## The request
Output each entry that follows exactly. Images stay out.

········

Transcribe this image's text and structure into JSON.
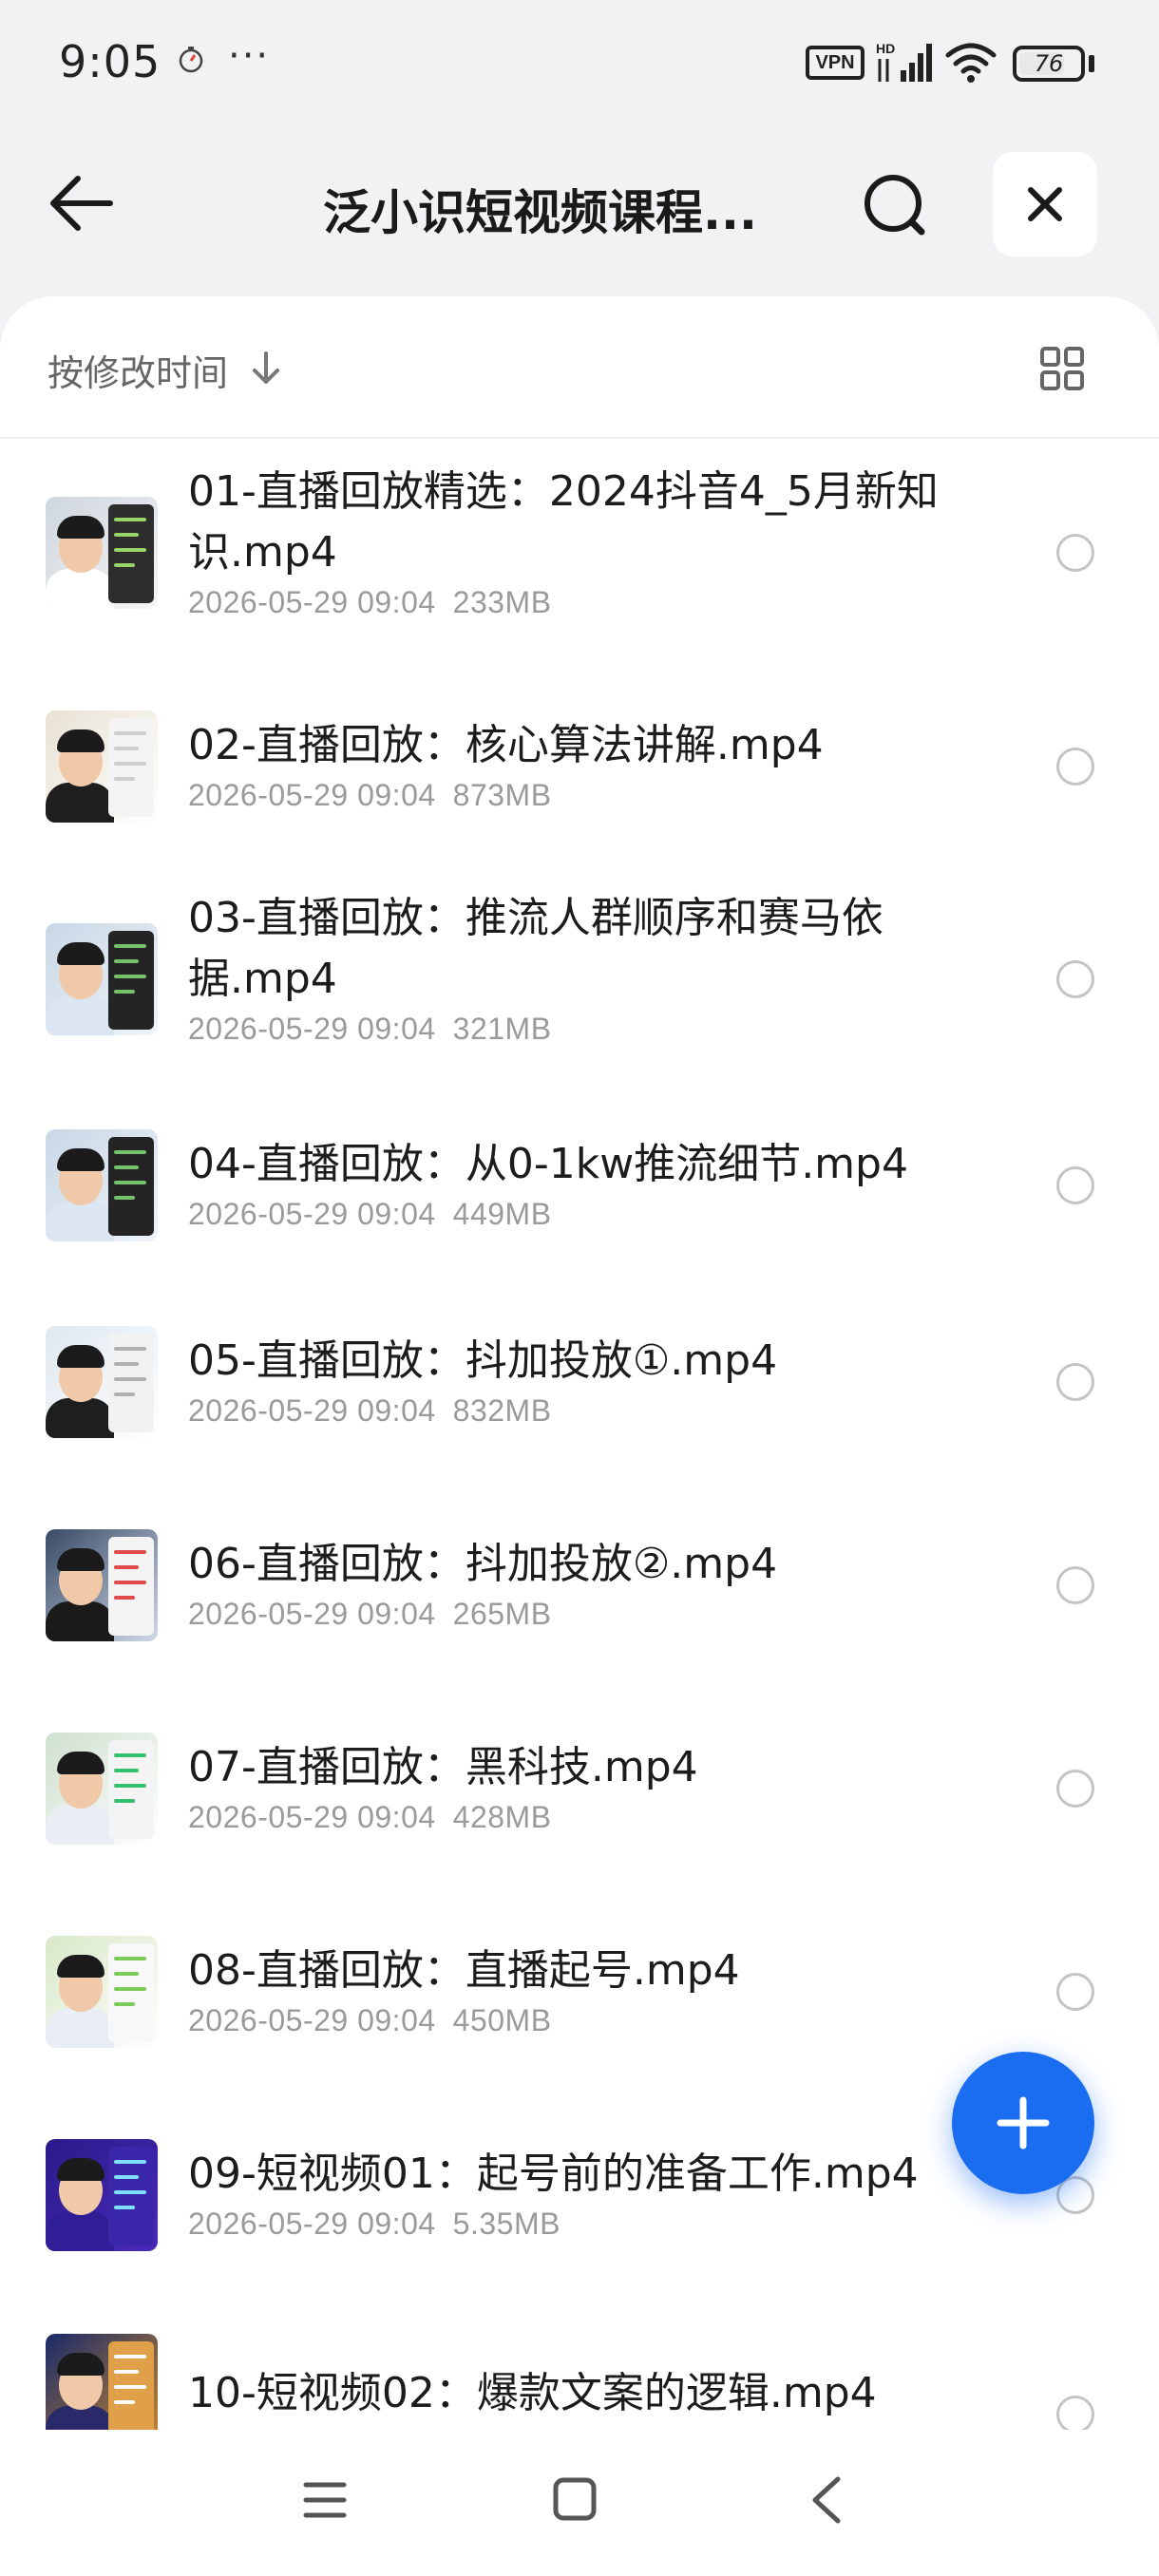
{
  "status_bar": {
    "time": "9:05",
    "app_icon": "stopwatch-icon",
    "more": "···",
    "vpn_label": "VPN",
    "battery_level": "76",
    "battery_fraction": 0.76
  },
  "header": {
    "title": "泛小识短视频课程...",
    "back_icon": "arrow-left-icon",
    "search_icon": "search-icon",
    "close_icon": "close-icon"
  },
  "sort_bar": {
    "label": "按修改时间",
    "direction_icon": "arrow-down-icon",
    "view_toggle_icon": "grid-view-icon"
  },
  "files": [
    {
      "name": "01-直播回放精选：2024抖音4_5月新知识.mp4",
      "date": "2026-05-29 09:04",
      "size": "233MB",
      "selected": false
    },
    {
      "name": "02-直播回放：核心算法讲解.mp4",
      "date": "2026-05-29 09:04",
      "size": "873MB",
      "selected": false
    },
    {
      "name": "03-直播回放：推流人群顺序和赛马依据.mp4",
      "date": "2026-05-29 09:04",
      "size": "321MB",
      "selected": false
    },
    {
      "name": "04-直播回放：从0-1kw推流细节.mp4",
      "date": "2026-05-29 09:04",
      "size": "449MB",
      "selected": false
    },
    {
      "name": "05-直播回放：抖加投放①.mp4",
      "date": "2026-05-29 09:04",
      "size": "832MB",
      "selected": false
    },
    {
      "name": "06-直播回放：抖加投放②.mp4",
      "date": "2026-05-29 09:04",
      "size": "265MB",
      "selected": false
    },
    {
      "name": "07-直播回放：黑科技.mp4",
      "date": "2026-05-29 09:04",
      "size": "428MB",
      "selected": false
    },
    {
      "name": "08-直播回放：直播起号.mp4",
      "date": "2026-05-29 09:04",
      "size": "450MB",
      "selected": false
    },
    {
      "name": "09-短视频01：起号前的准备工作.mp4",
      "date": "2026-05-29 09:04",
      "size": "5.35MB",
      "selected": false
    },
    {
      "name": "10-短视频02：爆款文案的逻辑.mp4",
      "date": "",
      "size": "",
      "selected": false
    }
  ],
  "fab": {
    "icon": "plus-icon"
  },
  "nav_bar": {
    "menu_icon": "menu-icon",
    "home_icon": "home-square-icon",
    "back_icon": "back-chevron-icon"
  },
  "colors": {
    "accent": "#1a6cf0",
    "page_bg": "#f2f2f4",
    "meta_text": "#9a9a9a"
  }
}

········

## Written answer
Transcribe this image's text and structure into JSON.
{
  "status_bar": {
    "time": "9:05",
    "app_icon": "stopwatch-icon",
    "more": "···",
    "vpn_label": "VPN",
    "battery_level": "76",
    "battery_fraction": 0.76
  },
  "header": {
    "title": "泛小识短视频课程...",
    "back_icon": "arrow-left-icon",
    "search_icon": "search-icon",
    "close_icon": "close-icon"
  },
  "sort_bar": {
    "label": "按修改时间",
    "direction_icon": "arrow-down-icon",
    "view_toggle_icon": "grid-view-icon"
  },
  "files": [
    {
      "name": "01-直播回放精选：2024抖音4_5月新知识.mp4",
      "date": "2026-05-29 09:04",
      "size": "233MB",
      "selected": false
    },
    {
      "name": "02-直播回放：核心算法讲解.mp4",
      "date": "2026-05-29 09:04",
      "size": "873MB",
      "selected": false
    },
    {
      "name": "03-直播回放：推流人群顺序和赛马依据.mp4",
      "date": "2026-05-29 09:04",
      "size": "321MB",
      "selected": false
    },
    {
      "name": "04-直播回放：从0-1kw推流细节.mp4",
      "date": "2026-05-29 09:04",
      "size": "449MB",
      "selected": false
    },
    {
      "name": "05-直播回放：抖加投放①.mp4",
      "date": "2026-05-29 09:04",
      "size": "832MB",
      "selected": false
    },
    {
      "name": "06-直播回放：抖加投放②.mp4",
      "date": "2026-05-29 09:04",
      "size": "265MB",
      "selected": false
    },
    {
      "name": "07-直播回放：黑科技.mp4",
      "date": "2026-05-29 09:04",
      "size": "428MB",
      "selected": false
    },
    {
      "name": "08-直播回放：直播起号.mp4",
      "date": "2026-05-29 09:04",
      "size": "450MB",
      "selected": false
    },
    {
      "name": "09-短视频01：起号前的准备工作.mp4",
      "date": "2026-05-29 09:04",
      "size": "5.35MB",
      "selected": false
    },
    {
      "name": "10-短视频02：爆款文案的逻辑.mp4",
      "date": "",
      "size": "",
      "selected": false
    }
  ],
  "fab": {
    "icon": "plus-icon"
  },
  "nav_bar": {
    "menu_icon": "menu-icon",
    "home_icon": "home-square-icon",
    "back_icon": "back-chevron-icon"
  },
  "colors": {
    "accent": "#1a6cf0",
    "page_bg": "#f2f2f4",
    "meta_text": "#9a9a9a"
  }
}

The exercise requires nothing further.